[Data records]
┌──
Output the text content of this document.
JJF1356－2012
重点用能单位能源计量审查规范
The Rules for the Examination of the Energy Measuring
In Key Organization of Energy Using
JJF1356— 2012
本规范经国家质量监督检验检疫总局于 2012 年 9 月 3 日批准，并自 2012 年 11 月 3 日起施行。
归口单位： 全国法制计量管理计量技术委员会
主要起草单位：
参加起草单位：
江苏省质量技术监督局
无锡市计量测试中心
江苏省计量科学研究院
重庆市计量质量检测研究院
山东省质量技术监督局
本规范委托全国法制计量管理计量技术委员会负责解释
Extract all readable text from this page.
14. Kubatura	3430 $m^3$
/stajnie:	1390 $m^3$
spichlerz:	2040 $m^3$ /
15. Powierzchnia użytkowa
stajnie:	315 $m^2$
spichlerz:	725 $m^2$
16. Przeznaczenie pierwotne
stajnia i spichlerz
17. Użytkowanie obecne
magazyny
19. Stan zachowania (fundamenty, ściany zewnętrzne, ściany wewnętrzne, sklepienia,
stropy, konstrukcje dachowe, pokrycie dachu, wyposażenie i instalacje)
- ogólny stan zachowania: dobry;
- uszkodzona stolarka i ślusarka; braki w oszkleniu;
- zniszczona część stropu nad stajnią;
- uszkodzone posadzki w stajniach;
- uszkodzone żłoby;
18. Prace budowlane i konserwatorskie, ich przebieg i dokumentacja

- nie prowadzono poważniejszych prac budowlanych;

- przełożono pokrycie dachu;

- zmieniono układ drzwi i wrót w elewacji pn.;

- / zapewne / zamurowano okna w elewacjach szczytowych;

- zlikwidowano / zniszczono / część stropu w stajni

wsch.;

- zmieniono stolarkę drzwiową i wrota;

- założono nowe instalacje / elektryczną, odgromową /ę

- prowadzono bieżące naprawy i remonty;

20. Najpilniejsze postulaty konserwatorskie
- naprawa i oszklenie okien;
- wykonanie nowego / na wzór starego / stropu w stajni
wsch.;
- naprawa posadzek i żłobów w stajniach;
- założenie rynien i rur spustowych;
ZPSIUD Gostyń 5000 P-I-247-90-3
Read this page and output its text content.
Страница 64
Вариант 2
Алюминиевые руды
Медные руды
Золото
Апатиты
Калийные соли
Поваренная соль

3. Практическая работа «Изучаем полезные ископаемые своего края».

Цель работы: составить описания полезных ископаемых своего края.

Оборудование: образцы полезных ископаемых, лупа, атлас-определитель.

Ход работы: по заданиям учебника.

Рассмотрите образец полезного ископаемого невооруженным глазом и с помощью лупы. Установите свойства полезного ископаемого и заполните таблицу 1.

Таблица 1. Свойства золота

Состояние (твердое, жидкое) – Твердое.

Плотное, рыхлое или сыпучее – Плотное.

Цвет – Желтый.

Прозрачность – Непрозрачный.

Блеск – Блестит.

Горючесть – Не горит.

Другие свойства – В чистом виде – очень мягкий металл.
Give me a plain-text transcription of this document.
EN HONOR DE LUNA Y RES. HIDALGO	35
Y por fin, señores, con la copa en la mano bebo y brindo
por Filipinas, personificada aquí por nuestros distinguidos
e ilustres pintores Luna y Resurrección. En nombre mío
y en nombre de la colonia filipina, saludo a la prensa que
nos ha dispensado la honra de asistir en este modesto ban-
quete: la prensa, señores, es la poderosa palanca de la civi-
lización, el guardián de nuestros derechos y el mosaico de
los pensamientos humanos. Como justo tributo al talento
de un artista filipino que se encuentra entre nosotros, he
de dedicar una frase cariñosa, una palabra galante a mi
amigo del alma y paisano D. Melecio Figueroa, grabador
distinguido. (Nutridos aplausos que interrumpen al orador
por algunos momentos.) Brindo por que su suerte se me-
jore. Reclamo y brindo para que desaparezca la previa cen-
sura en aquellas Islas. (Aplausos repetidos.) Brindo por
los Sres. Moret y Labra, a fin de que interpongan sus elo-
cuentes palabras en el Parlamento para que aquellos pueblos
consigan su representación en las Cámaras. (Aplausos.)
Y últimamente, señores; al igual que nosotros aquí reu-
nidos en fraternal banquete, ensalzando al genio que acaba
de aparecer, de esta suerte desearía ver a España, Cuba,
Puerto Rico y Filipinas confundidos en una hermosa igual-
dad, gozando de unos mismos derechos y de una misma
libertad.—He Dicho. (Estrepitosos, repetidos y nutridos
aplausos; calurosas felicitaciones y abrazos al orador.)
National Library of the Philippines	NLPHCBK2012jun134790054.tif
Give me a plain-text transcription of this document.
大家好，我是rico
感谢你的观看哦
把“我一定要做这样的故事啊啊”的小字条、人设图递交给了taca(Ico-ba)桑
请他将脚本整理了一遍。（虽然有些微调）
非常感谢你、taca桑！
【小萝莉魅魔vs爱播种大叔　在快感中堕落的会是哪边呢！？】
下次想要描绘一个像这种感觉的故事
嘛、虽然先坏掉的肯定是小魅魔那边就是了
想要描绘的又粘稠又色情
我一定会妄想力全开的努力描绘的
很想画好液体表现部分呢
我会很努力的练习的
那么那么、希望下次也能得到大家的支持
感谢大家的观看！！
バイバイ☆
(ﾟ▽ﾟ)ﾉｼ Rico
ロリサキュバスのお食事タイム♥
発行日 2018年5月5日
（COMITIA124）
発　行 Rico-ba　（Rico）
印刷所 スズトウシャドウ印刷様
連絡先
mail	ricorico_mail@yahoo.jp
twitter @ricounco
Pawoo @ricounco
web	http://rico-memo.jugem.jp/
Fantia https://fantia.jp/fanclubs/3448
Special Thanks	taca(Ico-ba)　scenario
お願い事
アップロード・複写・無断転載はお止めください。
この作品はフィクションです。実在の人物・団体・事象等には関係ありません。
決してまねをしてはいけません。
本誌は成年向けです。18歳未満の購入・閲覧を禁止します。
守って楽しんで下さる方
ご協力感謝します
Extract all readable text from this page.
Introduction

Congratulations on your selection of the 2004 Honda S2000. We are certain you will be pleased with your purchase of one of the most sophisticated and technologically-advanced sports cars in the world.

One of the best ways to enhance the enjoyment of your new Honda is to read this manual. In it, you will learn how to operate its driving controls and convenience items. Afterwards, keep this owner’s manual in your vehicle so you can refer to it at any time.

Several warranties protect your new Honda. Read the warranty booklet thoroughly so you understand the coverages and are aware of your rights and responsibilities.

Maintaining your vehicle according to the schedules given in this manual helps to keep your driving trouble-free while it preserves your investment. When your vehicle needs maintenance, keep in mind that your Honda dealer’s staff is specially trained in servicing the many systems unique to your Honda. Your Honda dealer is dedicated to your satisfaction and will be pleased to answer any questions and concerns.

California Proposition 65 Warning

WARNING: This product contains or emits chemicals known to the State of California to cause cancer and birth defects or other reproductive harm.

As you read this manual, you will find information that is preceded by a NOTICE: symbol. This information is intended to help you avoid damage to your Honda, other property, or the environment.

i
└──
#### Given problem
Look through the data above. Copy every line with the string "zmieniono" in it.

#### Result of the exercise
- zmieniono układ drzwi i wrót w elewacji pn.;
- zmieniono stolarkę drzwiową i wrota;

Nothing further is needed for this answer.